[start]

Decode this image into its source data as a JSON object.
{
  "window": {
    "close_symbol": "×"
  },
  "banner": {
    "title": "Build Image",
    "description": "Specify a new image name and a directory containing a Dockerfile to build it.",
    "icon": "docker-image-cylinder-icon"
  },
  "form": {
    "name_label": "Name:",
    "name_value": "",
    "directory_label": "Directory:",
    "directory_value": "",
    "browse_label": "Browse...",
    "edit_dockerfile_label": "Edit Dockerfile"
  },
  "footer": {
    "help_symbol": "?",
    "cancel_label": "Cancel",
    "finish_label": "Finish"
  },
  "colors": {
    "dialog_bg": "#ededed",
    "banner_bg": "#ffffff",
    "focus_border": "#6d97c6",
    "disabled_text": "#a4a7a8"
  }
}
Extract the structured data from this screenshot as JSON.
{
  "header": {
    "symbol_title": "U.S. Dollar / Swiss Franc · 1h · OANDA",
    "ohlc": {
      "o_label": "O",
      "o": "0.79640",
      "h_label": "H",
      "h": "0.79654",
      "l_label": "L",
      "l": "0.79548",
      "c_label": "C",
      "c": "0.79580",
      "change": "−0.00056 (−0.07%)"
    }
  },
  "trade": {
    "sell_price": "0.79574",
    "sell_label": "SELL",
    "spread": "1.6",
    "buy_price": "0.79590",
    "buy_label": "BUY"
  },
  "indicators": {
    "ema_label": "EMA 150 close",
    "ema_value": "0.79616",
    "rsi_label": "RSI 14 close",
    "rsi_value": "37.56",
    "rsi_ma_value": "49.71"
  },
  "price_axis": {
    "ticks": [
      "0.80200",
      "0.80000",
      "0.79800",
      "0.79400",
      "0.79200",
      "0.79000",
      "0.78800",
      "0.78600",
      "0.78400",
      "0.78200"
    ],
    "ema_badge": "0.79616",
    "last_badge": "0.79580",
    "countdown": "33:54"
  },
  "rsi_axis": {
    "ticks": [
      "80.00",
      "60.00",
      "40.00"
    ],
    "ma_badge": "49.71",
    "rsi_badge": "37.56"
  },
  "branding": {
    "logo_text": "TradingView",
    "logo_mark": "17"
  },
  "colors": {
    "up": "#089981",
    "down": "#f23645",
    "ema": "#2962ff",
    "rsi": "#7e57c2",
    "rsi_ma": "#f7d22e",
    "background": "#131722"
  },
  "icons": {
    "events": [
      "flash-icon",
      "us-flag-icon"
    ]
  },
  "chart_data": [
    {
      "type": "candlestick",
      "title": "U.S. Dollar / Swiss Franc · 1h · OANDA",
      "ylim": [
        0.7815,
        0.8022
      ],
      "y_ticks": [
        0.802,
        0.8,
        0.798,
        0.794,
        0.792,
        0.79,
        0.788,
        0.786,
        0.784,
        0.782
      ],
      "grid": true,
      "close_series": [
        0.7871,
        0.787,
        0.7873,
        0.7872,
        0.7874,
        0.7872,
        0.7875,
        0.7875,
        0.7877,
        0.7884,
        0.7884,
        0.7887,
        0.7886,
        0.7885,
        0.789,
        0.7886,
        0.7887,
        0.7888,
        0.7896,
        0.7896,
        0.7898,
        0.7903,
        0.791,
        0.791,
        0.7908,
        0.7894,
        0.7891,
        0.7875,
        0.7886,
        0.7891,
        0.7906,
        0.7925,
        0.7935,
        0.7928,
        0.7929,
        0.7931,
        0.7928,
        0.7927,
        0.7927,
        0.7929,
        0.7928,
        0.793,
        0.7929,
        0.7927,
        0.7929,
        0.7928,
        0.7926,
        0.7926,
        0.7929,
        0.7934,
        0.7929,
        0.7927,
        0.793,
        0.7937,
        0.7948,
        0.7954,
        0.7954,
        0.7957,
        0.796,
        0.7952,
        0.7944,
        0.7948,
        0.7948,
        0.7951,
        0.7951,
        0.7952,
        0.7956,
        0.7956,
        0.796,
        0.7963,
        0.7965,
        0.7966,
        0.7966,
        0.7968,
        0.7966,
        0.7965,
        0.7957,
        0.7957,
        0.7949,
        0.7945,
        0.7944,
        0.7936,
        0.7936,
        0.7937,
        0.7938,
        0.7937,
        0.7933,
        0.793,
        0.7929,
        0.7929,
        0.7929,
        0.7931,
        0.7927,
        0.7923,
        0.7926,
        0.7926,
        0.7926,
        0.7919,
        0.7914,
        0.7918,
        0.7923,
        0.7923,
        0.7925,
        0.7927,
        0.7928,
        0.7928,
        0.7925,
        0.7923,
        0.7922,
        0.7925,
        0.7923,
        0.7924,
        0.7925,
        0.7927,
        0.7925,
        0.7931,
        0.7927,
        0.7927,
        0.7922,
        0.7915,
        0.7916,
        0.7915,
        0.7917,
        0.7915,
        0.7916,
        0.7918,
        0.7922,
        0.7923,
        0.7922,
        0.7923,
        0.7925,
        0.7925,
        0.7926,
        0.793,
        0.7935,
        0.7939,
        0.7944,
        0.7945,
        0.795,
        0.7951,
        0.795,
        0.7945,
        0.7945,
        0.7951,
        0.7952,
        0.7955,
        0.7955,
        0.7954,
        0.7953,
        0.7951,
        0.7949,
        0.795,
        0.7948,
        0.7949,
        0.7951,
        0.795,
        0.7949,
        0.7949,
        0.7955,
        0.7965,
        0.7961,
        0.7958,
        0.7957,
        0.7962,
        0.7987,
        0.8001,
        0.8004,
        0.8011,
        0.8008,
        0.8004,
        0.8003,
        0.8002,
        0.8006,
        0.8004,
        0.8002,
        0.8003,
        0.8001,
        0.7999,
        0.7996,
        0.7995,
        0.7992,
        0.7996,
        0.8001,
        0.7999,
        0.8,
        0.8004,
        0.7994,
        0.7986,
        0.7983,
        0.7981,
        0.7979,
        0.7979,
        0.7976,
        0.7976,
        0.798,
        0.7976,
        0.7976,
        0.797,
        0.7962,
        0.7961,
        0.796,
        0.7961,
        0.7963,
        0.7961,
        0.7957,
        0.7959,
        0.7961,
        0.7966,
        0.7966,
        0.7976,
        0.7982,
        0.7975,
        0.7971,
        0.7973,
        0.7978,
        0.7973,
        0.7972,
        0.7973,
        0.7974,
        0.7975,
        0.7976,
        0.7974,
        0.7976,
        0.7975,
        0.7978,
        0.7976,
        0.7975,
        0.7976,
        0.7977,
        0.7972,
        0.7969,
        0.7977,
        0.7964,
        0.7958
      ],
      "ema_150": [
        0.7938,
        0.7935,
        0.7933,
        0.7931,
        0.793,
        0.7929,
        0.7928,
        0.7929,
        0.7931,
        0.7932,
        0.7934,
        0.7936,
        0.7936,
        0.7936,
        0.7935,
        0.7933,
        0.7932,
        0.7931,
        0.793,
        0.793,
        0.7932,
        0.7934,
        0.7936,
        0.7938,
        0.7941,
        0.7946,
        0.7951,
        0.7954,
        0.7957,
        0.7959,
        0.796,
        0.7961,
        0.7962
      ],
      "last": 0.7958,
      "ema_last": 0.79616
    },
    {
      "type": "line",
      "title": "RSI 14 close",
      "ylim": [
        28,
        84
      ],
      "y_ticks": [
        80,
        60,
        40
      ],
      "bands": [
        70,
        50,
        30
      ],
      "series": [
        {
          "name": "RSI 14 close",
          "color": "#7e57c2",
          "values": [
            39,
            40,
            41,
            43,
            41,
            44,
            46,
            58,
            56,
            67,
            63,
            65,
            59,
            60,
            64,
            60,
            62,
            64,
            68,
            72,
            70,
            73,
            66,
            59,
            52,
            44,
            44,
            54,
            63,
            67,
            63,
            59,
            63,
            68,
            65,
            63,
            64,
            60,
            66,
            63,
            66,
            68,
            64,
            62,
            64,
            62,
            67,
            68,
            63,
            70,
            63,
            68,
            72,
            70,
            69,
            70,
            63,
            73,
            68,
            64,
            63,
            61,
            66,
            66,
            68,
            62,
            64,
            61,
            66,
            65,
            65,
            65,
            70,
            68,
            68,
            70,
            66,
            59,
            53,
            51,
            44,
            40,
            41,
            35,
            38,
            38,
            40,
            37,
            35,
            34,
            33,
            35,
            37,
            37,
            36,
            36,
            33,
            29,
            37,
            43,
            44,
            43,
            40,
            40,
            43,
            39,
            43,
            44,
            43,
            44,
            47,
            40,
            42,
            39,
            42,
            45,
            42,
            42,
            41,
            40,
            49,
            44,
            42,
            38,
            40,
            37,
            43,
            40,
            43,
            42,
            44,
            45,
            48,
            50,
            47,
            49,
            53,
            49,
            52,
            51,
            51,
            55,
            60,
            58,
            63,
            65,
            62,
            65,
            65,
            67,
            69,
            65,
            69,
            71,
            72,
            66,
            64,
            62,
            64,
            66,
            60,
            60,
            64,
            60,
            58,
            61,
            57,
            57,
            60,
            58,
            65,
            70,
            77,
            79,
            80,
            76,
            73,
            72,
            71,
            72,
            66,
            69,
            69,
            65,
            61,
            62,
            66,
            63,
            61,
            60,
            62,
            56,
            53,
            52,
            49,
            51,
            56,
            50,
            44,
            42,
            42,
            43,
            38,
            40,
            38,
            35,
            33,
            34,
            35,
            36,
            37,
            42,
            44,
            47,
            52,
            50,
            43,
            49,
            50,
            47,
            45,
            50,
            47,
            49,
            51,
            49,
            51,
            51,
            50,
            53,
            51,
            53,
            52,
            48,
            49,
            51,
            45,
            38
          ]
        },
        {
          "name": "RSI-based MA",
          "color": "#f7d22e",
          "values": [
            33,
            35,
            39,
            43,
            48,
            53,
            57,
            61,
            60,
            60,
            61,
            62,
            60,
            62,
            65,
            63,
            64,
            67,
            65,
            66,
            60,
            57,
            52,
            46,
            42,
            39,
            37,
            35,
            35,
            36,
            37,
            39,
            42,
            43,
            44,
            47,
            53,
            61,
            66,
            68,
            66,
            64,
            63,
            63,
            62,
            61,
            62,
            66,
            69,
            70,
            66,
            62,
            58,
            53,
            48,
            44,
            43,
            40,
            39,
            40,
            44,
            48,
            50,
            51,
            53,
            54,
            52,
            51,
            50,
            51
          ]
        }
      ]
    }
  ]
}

[end]

■ **EXERCISE INSTRUCTIONS**
Filter the data for the string "Dollar" and copy every line that has it.

■ **WORKED SOLUTION**
    "symbol_title": "U.S. Dollar / Swiss Franc · 1h · OANDA",
      "title": "U.S. Dollar / Swiss Franc · 1h · OANDA",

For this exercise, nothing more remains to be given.